__WHAT THE EXERCISE ASKS__.
List each line of the data in which the string "como" appears.
------------------------------
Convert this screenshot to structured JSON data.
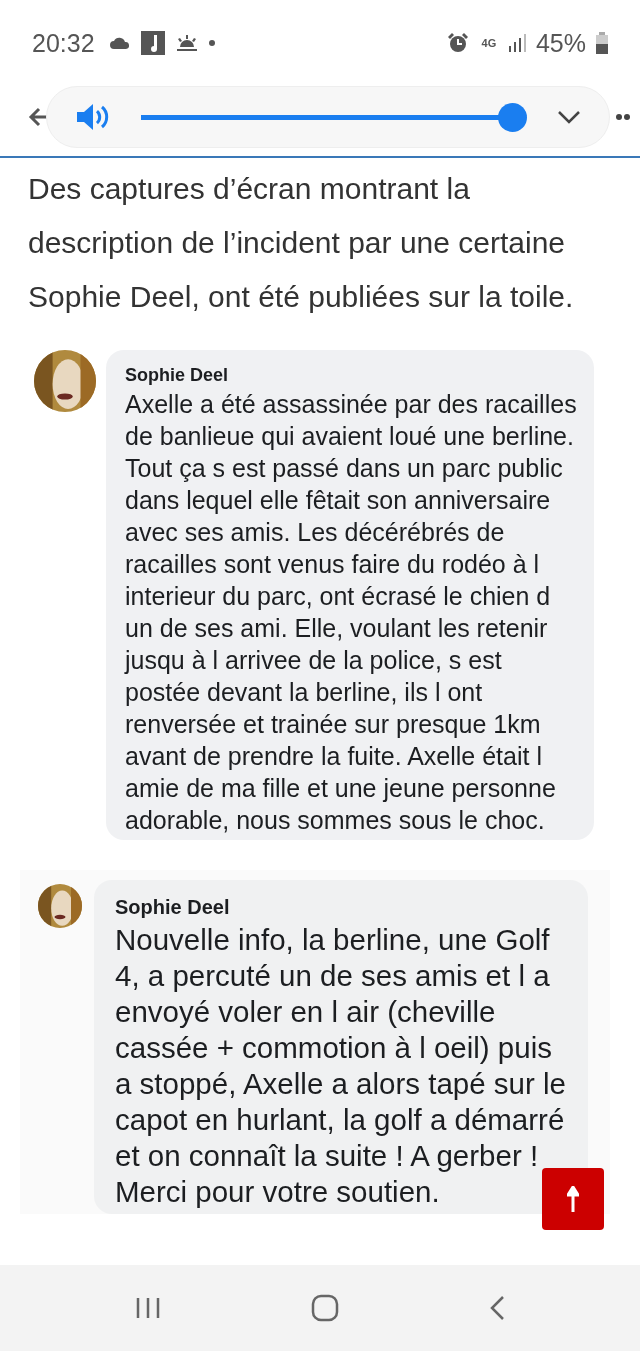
{
  "status_bar": {
    "time": "20:32",
    "network": "4G",
    "battery": "45%"
  },
  "media_bar": {
    "level": 1
  },
  "article": {
    "paragraph": "Des captures d’écran montrant la description de l’incident par une certaine Sophie Deel, ont été publiées sur la toile."
  },
  "comments": [
    {
      "kind": "plain",
      "author": "Sophie Deel",
      "text": "Axelle a été assassinée par des racailles de banlieue qui avaient loué une berline. Tout ça s est passé dans un parc public dans lequel elle fêtait son anniversaire avec ses amis. Les décérébrés de racailles sont venus faire du rodéo  à l interieur du parc, ont écrasé le chien d un de ses ami. Elle, voulant les retenir jusqu à l arrivee de la police, s est postée devant la berline, ils l ont renversée et trainée sur presque 1km avant de prendre la fuite. Axelle était l amie de ma fille et une jeune personne adorable, nous sommes sous le choc."
    },
    {
      "kind": "framed",
      "author": "Sophie Deel",
      "text": "Nouvelle info, la berline, une Golf 4, a percuté un de ses amis et l a envoyé voler en l air (cheville cassée + commotion à l oeil) puis a stoppé, Axelle a alors tapé sur le capot en hurlant, la golf a démarré et on connaît la suite ! A gerber ! Merci pour votre soutien."
    }
  ]
}
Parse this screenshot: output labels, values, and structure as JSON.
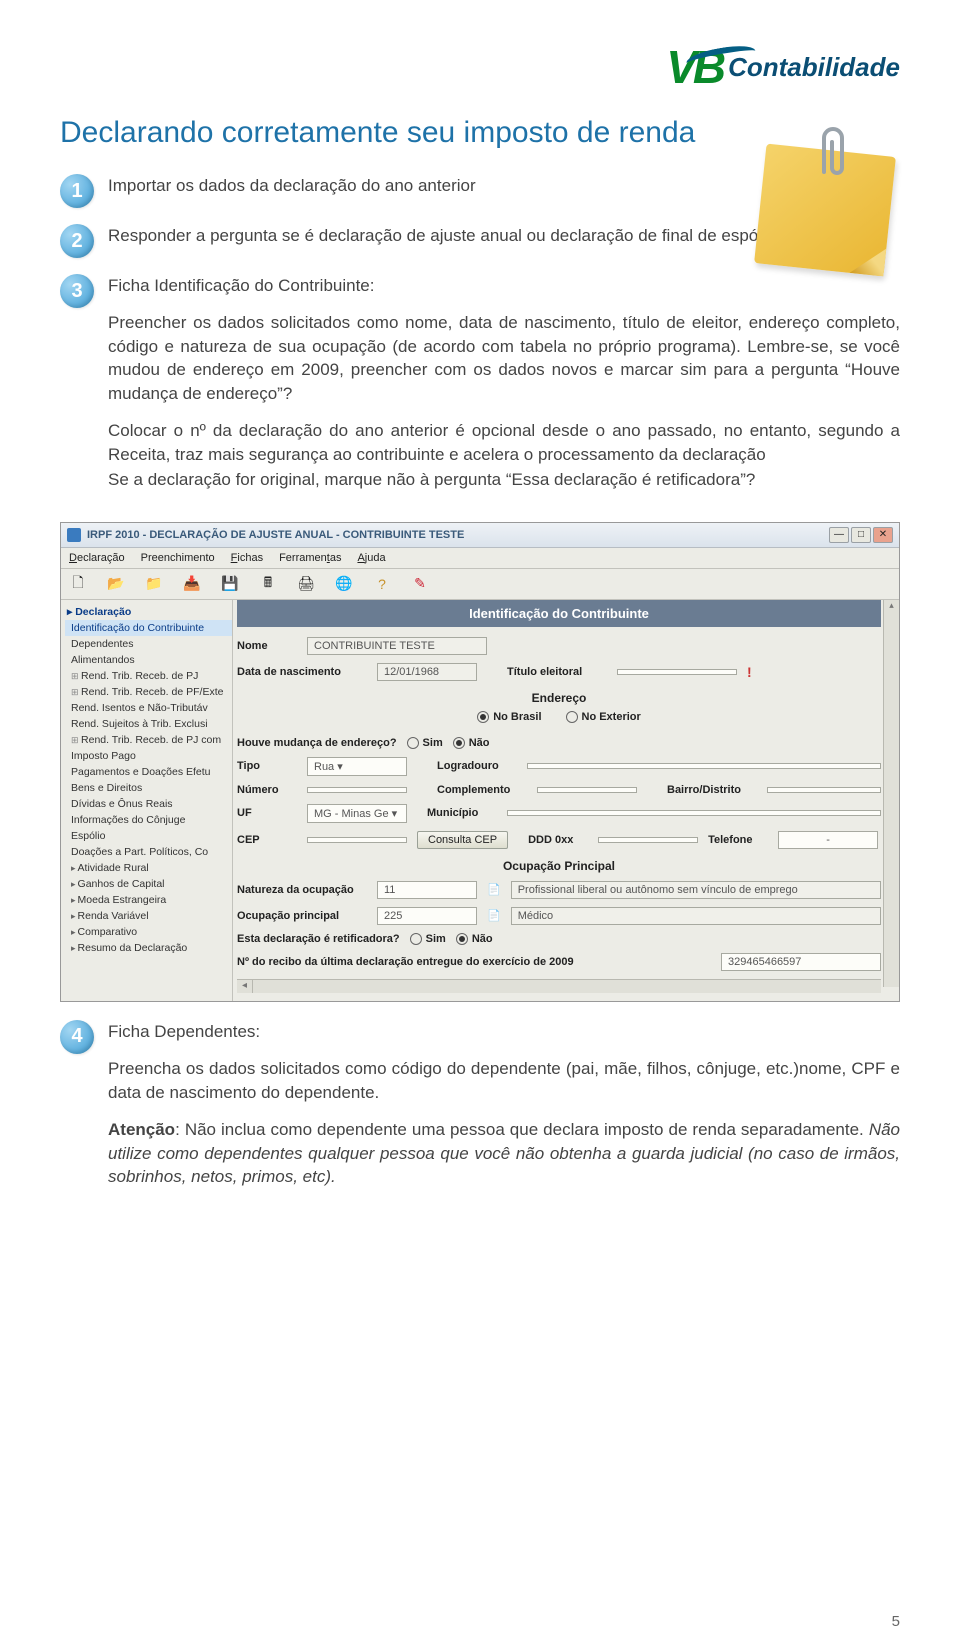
{
  "logo": {
    "abbrev": "VB",
    "text": "Contabilidade"
  },
  "title": "Declarando corretamente seu imposto de renda",
  "step1": {
    "num": "1",
    "text": "Importar os dados da declaração do ano anterior"
  },
  "step2": {
    "num": "2",
    "text": "Responder a pergunta se é declaração de ajuste anual ou declaração de final de espólio"
  },
  "step3": {
    "num": "3",
    "heading": "Ficha Identificação do Contribuinte:",
    "p1": "Preencher os dados solicitados como nome, data de nascimento, título de eleitor, endereço completo, código e natureza de sua ocupação (de acordo com tabela no próprio programa). Lembre-se, se você mudou de endereço em 2009, preencher com os dados novos e marcar sim para a pergunta “Houve mudança de endereço”?",
    "p2": "Colocar o nº da declaração do ano anterior é opcional desde o ano passado, no entanto, segundo a Receita, traz mais segurança ao contribuinte e acelera o processamento da declaração",
    "p3": "Se a declaração for original, marque não à pergunta “Essa declaração é retificadora”?"
  },
  "step4": {
    "num": "4",
    "heading": "Ficha Dependentes:",
    "p1": "Preencha os dados solicitados como código do dependente (pai, mãe, filhos, cônjuge, etc.)nome, CPF e data de nascimento do dependente.",
    "p2a": "Atenção",
    "p2b": ": Não inclua como dependente uma pessoa que declara imposto de renda separadamente. ",
    "p2c": "Não utilize como dependentes qualquer pessoa que você não obtenha a guarda judicial (no caso de irmãos, sobrinhos, netos, primos, etc)."
  },
  "app": {
    "title": "IRPF 2010 - DECLARAÇÃO DE AJUSTE ANUAL - CONTRIBUINTE TESTE",
    "menus": {
      "m1": "Declaração",
      "m2": "Preenchimento",
      "m3": "Fichas",
      "m4": "Ferramentas",
      "m5": "Ajuda"
    },
    "sidebar": {
      "head": "Declaração",
      "items": [
        "Identificação do Contribuinte",
        "Dependentes",
        "Alimentandos",
        "Rend. Trib. Receb. de PJ",
        "Rend. Trib. Receb. de PF/Exte",
        "Rend. Isentos e Não-Tributáv",
        "Rend. Sujeitos à Trib. Exclusi",
        "Rend. Trib. Receb. de PJ com",
        "Imposto Pago",
        "Pagamentos e Doações Efetu",
        "Bens e Direitos",
        "Dívidas e Ônus Reais",
        "Informações do Cônjuge",
        "Espólio",
        "Doações a Part. Políticos, Co",
        "Atividade Rural",
        "Ganhos de Capital",
        "Moeda Estrangeira",
        "Renda Variável",
        "Comparativo",
        "Resumo da Declaração"
      ]
    },
    "panel": {
      "title": "Identificação do Contribuinte",
      "nome_lbl": "Nome",
      "nome_val": "CONTRIBUINTE TESTE",
      "dn_lbl": "Data de nascimento",
      "dn_val": "12/01/1968",
      "titulo_lbl": "Título eleitoral",
      "endereco_head": "Endereço",
      "nobrasil": "No Brasil",
      "noexterior": "No Exterior",
      "mudanca_lbl": "Houve mudança de endereço?",
      "sim": "Sim",
      "nao": "Não",
      "tipo_lbl": "Tipo",
      "tipo_val": "Rua",
      "logradouro_lbl": "Logradouro",
      "numero_lbl": "Número",
      "complemento_lbl": "Complemento",
      "bairro_lbl": "Bairro/Distrito",
      "uf_lbl": "UF",
      "uf_val": "MG - Minas Ge",
      "municipio_lbl": "Município",
      "cep_lbl": "CEP",
      "consulta_cep": "Consulta CEP",
      "ddd_lbl": "DDD 0xx",
      "tel_lbl": "Telefone",
      "tel_val": "-",
      "ocup_head": "Ocupação Principal",
      "nat_lbl": "Natureza da ocupação",
      "nat_code": "11",
      "nat_desc": "Profissional liberal ou autônomo sem vínculo de emprego",
      "ocup_lbl": "Ocupação principal",
      "ocup_code": "225",
      "ocup_desc": "Médico",
      "retif_lbl": "Esta declaração é retificadora?",
      "recibo_lbl": "Nº do recibo da última declaração entregue do exercício de 2009",
      "recibo_val": "329465466597"
    }
  },
  "page_number": "5"
}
------------------------------
__ANSWER TO THE PROBLEM__.
    "p1": "Preencher os dados solicitados como nome, data de nascimento, título de eleitor, endereço completo, código e natureza de sua ocupação (de acordo com tabela no próprio programa). Lembre-se, se você mudou de endereço em 2009, preencher com os dados novos e marcar sim para a pergunta “Houve mudança de endereço”?",
    "p1": "Preencha os dados solicitados como código do dependente (pai, mãe, filhos, cônjuge, etc.)nome, CPF e data de nascimento do dependente.",
    "p2b": ": Não inclua como dependente uma pessoa que declara imposto de renda separadamente. ",
    "p2c": "Não utilize como dependentes qualquer pessoa que você não obtenha a guarda judicial (no caso de irmãos, sobrinhos, netos, primos, etc)."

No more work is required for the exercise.